## WHAT THE TASK REQUIRES:
Output the data that follows exactly, line for line.

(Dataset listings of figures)
*****

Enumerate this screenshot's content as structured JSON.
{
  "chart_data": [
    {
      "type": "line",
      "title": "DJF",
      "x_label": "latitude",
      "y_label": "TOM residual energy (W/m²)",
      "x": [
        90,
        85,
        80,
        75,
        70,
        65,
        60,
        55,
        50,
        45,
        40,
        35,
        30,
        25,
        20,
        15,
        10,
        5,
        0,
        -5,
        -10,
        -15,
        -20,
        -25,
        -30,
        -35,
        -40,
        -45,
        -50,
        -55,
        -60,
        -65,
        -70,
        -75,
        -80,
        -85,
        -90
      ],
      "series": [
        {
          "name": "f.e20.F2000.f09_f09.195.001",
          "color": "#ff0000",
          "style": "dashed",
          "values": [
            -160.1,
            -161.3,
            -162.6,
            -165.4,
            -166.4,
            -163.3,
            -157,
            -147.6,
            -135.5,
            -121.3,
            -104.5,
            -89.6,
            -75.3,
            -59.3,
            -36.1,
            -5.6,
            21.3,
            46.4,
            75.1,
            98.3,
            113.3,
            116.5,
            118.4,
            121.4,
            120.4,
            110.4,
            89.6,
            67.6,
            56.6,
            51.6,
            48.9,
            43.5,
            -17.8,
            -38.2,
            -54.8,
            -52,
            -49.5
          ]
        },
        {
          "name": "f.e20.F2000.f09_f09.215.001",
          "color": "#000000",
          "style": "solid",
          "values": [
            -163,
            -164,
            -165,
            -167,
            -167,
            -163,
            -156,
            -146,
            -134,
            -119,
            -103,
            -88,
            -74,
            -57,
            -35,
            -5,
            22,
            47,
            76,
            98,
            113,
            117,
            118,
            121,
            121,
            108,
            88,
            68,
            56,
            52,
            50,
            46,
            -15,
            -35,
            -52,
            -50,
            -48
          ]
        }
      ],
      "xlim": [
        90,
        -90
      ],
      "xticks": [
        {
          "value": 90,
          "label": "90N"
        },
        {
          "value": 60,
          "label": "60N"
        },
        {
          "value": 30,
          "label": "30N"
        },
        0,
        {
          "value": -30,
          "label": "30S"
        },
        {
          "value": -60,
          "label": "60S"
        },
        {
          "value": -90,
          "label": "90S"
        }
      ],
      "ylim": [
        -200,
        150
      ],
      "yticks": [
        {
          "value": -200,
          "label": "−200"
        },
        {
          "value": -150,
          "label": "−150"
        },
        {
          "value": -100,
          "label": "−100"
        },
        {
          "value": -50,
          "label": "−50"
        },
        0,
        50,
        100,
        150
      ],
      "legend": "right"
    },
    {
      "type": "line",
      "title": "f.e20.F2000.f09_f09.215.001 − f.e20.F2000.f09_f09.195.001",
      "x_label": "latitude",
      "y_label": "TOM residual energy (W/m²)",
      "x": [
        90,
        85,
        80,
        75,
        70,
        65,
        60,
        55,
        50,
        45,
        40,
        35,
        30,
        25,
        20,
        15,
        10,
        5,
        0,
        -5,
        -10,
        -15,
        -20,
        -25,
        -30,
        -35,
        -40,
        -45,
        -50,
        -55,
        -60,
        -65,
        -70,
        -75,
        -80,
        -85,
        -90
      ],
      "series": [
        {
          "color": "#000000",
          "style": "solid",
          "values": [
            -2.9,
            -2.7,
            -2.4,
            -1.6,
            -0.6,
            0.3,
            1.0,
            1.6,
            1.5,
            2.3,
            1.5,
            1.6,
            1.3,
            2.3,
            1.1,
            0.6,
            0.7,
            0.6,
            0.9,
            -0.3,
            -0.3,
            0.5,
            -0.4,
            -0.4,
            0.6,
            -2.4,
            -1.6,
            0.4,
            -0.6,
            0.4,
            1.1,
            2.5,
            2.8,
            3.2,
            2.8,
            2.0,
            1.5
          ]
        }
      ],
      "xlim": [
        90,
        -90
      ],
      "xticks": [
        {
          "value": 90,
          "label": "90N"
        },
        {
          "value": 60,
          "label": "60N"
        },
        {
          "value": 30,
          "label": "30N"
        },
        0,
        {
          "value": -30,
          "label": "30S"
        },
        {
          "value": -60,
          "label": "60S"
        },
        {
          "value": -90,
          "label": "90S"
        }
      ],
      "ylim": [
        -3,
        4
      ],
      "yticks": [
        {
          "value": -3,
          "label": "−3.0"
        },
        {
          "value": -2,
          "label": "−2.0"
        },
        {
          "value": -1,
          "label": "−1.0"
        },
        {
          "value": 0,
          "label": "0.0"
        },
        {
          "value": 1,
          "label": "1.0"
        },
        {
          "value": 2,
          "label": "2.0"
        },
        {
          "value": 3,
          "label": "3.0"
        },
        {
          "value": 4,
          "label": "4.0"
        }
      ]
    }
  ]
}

*****

## CORRECT RESPONSE:
Enumerate this screenshot's content as structured JSON.
{
  "chart_data": [
    {
      "type": "line",
      "title": "DJF",
      "x_label": "latitude",
      "y_label": "TOM residual energy (W/m²)",
      "x": [
        90,
        85,
        80,
        75,
        70,
        65,
        60,
        55,
        50,
        45,
        40,
        35,
        30,
        25,
        20,
        15,
        10,
        5,
        0,
        -5,
        -10,
        -15,
        -20,
        -25,
        -30,
        -35,
        -40,
        -45,
        -50,
        -55,
        -60,
        -65,
        -70,
        -75,
        -80,
        -85,
        -90
      ],
      "series": [
        {
          "name": "f.e20.F2000.f09_f09.195.001",
          "color": "#ff0000",
          "style": "dashed",
          "values": [
            -160.1,
            -161.3,
            -162.6,
            -165.4,
            -166.4,
            -163.3,
            -157,
            -147.6,
            -135.5,
            -121.3,
            -104.5,
            -89.6,
            -75.3,
            -59.3,
            -36.1,
            -5.6,
            21.3,
            46.4,
            75.1,
            98.3,
            113.3,
            116.5,
            118.4,
            121.4,
            120.4,
            110.4,
            89.6,
            67.6,
            56.6,
            51.6,
            48.9,
            43.5,
            -17.8,
            -38.2,
            -54.8,
            -52,
            -49.5
          ]
        },
        {
          "name": "f.e20.F2000.f09_f09.215.001",
          "color": "#000000",
          "style": "solid",
          "values": [
            -163,
            -164,
            -165,
            -167,
            -167,
            -163,
            -156,
            -146,
            -134,
            -119,
            -103,
            -88,
            -74,
            -57,
            -35,
            -5,
            22,
            47,
            76,
            98,
            113,
            117,
            118,
            121,
            121,
            108,
            88,
            68,
            56,
            52,
            50,
            46,
            -15,
            -35,
            -52,
            -50,
            -48
          ]
        }
      ],
      "xlim": [
        90,
        -90
      ],
      "xticks": [
        {
          "value": 90,
          "label": "90N"
        },
        {
          "value": 60,
          "label": "60N"
        },
        {
          "value": 30,
          "label": "30N"
        },
        0,
        {
          "value": -30,
          "label": "30S"
        },
        {
          "value": -60,
          "label": "60S"
        },
        {
          "value": -90,
          "label": "90S"
        }
      ],
      "ylim": [
        -200,
        150
      ],
      "yticks": [
        {
          "value": -200,
          "label": "−200"
        },
        {
          "value": -150,
          "label": "−150"
        },
        {
          "value": -100,
          "label": "−100"
        },
        {
          "value": -50,
          "label": "−50"
        },
        0,
        50,
        100,
        150
      ],
      "legend": "right"
    },
    {
      "type": "line",
      "title": "f.e20.F2000.f09_f09.215.001 − f.e20.F2000.f09_f09.195.001",
      "x_label": "latitude",
      "y_label": "TOM residual energy (W/m²)",
      "x": [
        90,
        85,
        80,
        75,
        70,
        65,
        60,
        55,
        50,
        45,
        40,
        35,
        30,
        25,
        20,
        15,
        10,
        5,
        0,
        -5,
        -10,
        -15,
        -20,
        -25,
        -30,
        -35,
        -40,
        -45,
        -50,
        -55,
        -60,
        -65,
        -70,
        -75,
        -80,
        -85,
        -90
      ],
      "series": [
        {
          "color": "#000000",
          "style": "solid",
          "values": [
            -2.9,
            -2.7,
            -2.4,
            -1.6,
            -0.6,
            0.3,
            1.0,
            1.6,
            1.5,
            2.3,
            1.5,
            1.6,
            1.3,
            2.3,
            1.1,
            0.6,
            0.7,
            0.6,
            0.9,
            -0.3,
            -0.3,
            0.5,
            -0.4,
            -0.4,
            0.6,
            -2.4,
            -1.6,
            0.4,
            -0.6,
            0.4,
            1.1,
            2.5,
            2.8,
            3.2,
            2.8,
            2.0,
            1.5
          ]
        }
      ],
      "xlim": [
        90,
        -90
      ],
      "xticks": [
        {
          "value": 90,
          "label": "90N"
        },
        {
          "value": 60,
          "label": "60N"
        },
        {
          "value": 30,
          "label": "30N"
        },
        0,
        {
          "value": -30,
          "label": "30S"
        },
        {
          "value": -60,
          "label": "60S"
        },
        {
          "value": -90,
          "label": "90S"
        }
      ],
      "ylim": [
        -3,
        4
      ],
      "yticks": [
        {
          "value": -3,
          "label": "−3.0"
        },
        {
          "value": -2,
          "label": "−2.0"
        },
        {
          "value": -1,
          "label": "−1.0"
        },
        {
          "value": 0,
          "label": "0.0"
        },
        {
          "value": 1,
          "label": "1.0"
        },
        {
          "value": 2,
          "label": "2.0"
        },
        {
          "value": 3,
          "label": "3.0"
        },
        {
          "value": 4,
          "label": "4.0"
        }
      ]
    }
  ]
}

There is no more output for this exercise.